Stored items from a collection:
***

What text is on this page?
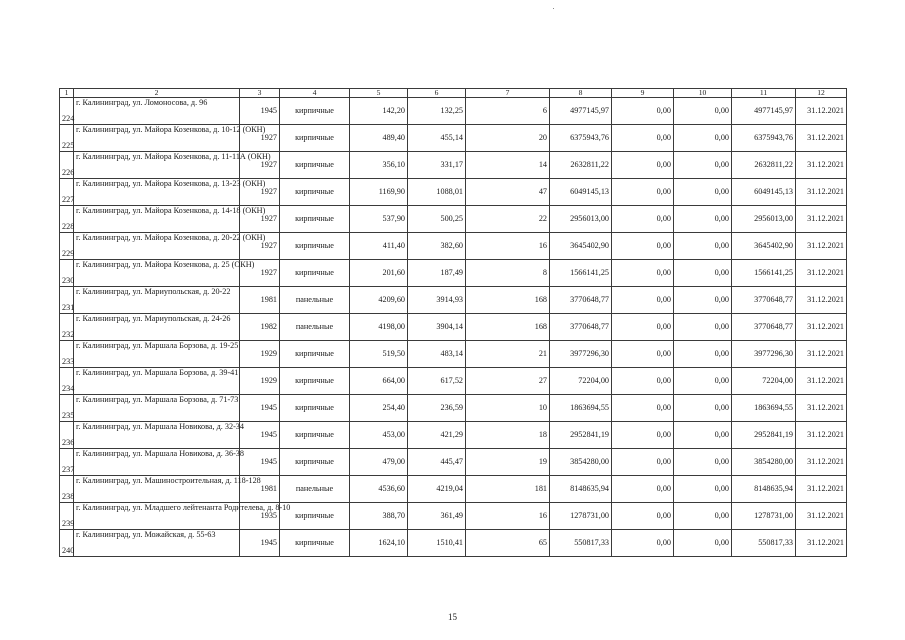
1	2	3	4	5	6	7	8	9	10	11	12
224	г. Калининград, ул. Ломоносова, д. 96	1945	кирпичные	142,20	132,25	6	4977145,97	0,00	0,00	4977145,97	31.12.2021
225	г. Калининград, ул. Майора Козенкова, д. 10-12 (ОКН)	1927	кирпичные	489,40	455,14	20	6375943,76	0,00	0,00	6375943,76	31.12.2021
226	г. Калининград, ул. Майора Козенкова, д. 11-11А (ОКН)	1927	кирпичные	356,10	331,17	14	2632811,22	0,00	0,00	2632811,22	31.12.2021
227	г. Калининград, ул. Майора Козенкова, д. 13-23 (ОКН)	1927	кирпичные	1169,90	1088,01	47	6049145,13	0,00	0,00	6049145,13	31.12.2021
228	г. Калининград, ул. Майора Козенкова, д. 14-18 (ОКН)	1927	кирпичные	537,90	500,25	22	2956013,00	0,00	0,00	2956013,00	31.12.2021
229	г. Калининград, ул. Майора Козенкова, д. 20-22 (ОКН)	1927	кирпичные	411,40	382,60	16	3645402,90	0,00	0,00	3645402,90	31.12.2021
230	г. Калининград, ул. Майора Козенкова, д. 25 (ОКН)	1927	кирпичные	201,60	187,49	8	1566141,25	0,00	0,00	1566141,25	31.12.2021
231	г. Калининград, ул. Мариупольская, д. 20-22	1981	панельные	4209,60	3914,93	168	3770648,77	0,00	0,00	3770648,77	31.12.2021
232	г. Калининград, ул. Мариупольская, д. 24-26	1982	панельные	4198,00	3904,14	168	3770648,77	0,00	0,00	3770648,77	31.12.2021
233	г. Калининград, ул. Маршала Борзова, д. 19-25	1929	кирпичные	519,50	483,14	21	3977296,30	0,00	0,00	3977296,30	31.12.2021
234	г. Калининград, ул. Маршала Борзова, д. 39-41	1929	кирпичные	664,00	617,52	27	72204,00	0,00	0,00	72204,00	31.12.2021
235	г. Калининград, ул. Маршала Борзова, д. 71-73	1945	кирпичные	254,40	236,59	10	1863694,55	0,00	0,00	1863694,55	31.12.2021
236	г. Калининград, ул. Маршала Новикова, д. 32-34	1945	кирпичные	453,00	421,29	18	2952841,19	0,00	0,00	2952841,19	31.12.2021
237	г. Калининград, ул. Маршала Новикова, д. 36-38	1945	кирпичные	479,00	445,47	19	3854280,00	0,00	0,00	3854280,00	31.12.2021
238	г. Калининград, ул. Машиностроительная, д. 118-128	1981	панельные	4536,60	4219,04	181	8148635,94	0,00	0,00	8148635,94	31.12.2021
239	г. Калининград, ул. Младшего лейтенанта Родителева, д. 8-10	1935	кирпичные	388,70	361,49	16	1278731,00	0,00	0,00	1278731,00	31.12.2021
240	г. Калининград, ул. Можайская, д. 55-63	1945	кирпичные	1624,10	1510,41	65	550817,33	0,00	0,00	550817,33	31.12.2021
15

***

**Required task**
Give all the lines above again, character for character, without pictures.

**Answer to this exercise**
What text is on this page?
1	2	3	4	5	6	7	8	9	10	11	12
224	г. Калининград, ул. Ломоносова, д. 96	1945	кирпичные	142,20	132,25	6	4977145,97	0,00	0,00	4977145,97	31.12.2021
225	г. Калининград, ул. Майора Козенкова, д. 10-12 (ОКН)	1927	кирпичные	489,40	455,14	20	6375943,76	0,00	0,00	6375943,76	31.12.2021
226	г. Калининград, ул. Майора Козенкова, д. 11-11А (ОКН)	1927	кирпичные	356,10	331,17	14	2632811,22	0,00	0,00	2632811,22	31.12.2021
227	г. Калининград, ул. Майора Козенкова, д. 13-23 (ОКН)	1927	кирпичные	1169,90	1088,01	47	6049145,13	0,00	0,00	6049145,13	31.12.2021
228	г. Калининград, ул. Майора Козенкова, д. 14-18 (ОКН)	1927	кирпичные	537,90	500,25	22	2956013,00	0,00	0,00	2956013,00	31.12.2021
229	г. Калининград, ул. Майора Козенкова, д. 20-22 (ОКН)	1927	кирпичные	411,40	382,60	16	3645402,90	0,00	0,00	3645402,90	31.12.2021
230	г. Калининград, ул. Майора Козенкова, д. 25 (ОКН)	1927	кирпичные	201,60	187,49	8	1566141,25	0,00	0,00	1566141,25	31.12.2021
231	г. Калининград, ул. Мариупольская, д. 20-22	1981	панельные	4209,60	3914,93	168	3770648,77	0,00	0,00	3770648,77	31.12.2021
232	г. Калининград, ул. Мариупольская, д. 24-26	1982	панельные	4198,00	3904,14	168	3770648,77	0,00	0,00	3770648,77	31.12.2021
233	г. Калининград, ул. Маршала Борзова, д. 19-25	1929	кирпичные	519,50	483,14	21	3977296,30	0,00	0,00	3977296,30	31.12.2021
234	г. Калининград, ул. Маршала Борзова, д. 39-41	1929	кирпичные	664,00	617,52	27	72204,00	0,00	0,00	72204,00	31.12.2021
235	г. Калининград, ул. Маршала Борзова, д. 71-73	1945	кирпичные	254,40	236,59	10	1863694,55	0,00	0,00	1863694,55	31.12.2021
236	г. Калининград, ул. Маршала Новикова, д. 32-34	1945	кирпичные	453,00	421,29	18	2952841,19	0,00	0,00	2952841,19	31.12.2021
237	г. Калининград, ул. Маршала Новикова, д. 36-38	1945	кирпичные	479,00	445,47	19	3854280,00	0,00	0,00	3854280,00	31.12.2021
238	г. Калининград, ул. Машиностроительная, д. 118-128	1981	панельные	4536,60	4219,04	181	8148635,94	0,00	0,00	8148635,94	31.12.2021
239	г. Калининград, ул. Младшего лейтенанта Родителева, д. 8-10	1935	кирпичные	388,70	361,49	16	1278731,00	0,00	0,00	1278731,00	31.12.2021
240	г. Калининград, ул. Можайская, д. 55-63	1945	кирпичные	1624,10	1510,41	65	550817,33	0,00	0,00	550817,33	31.12.2021
15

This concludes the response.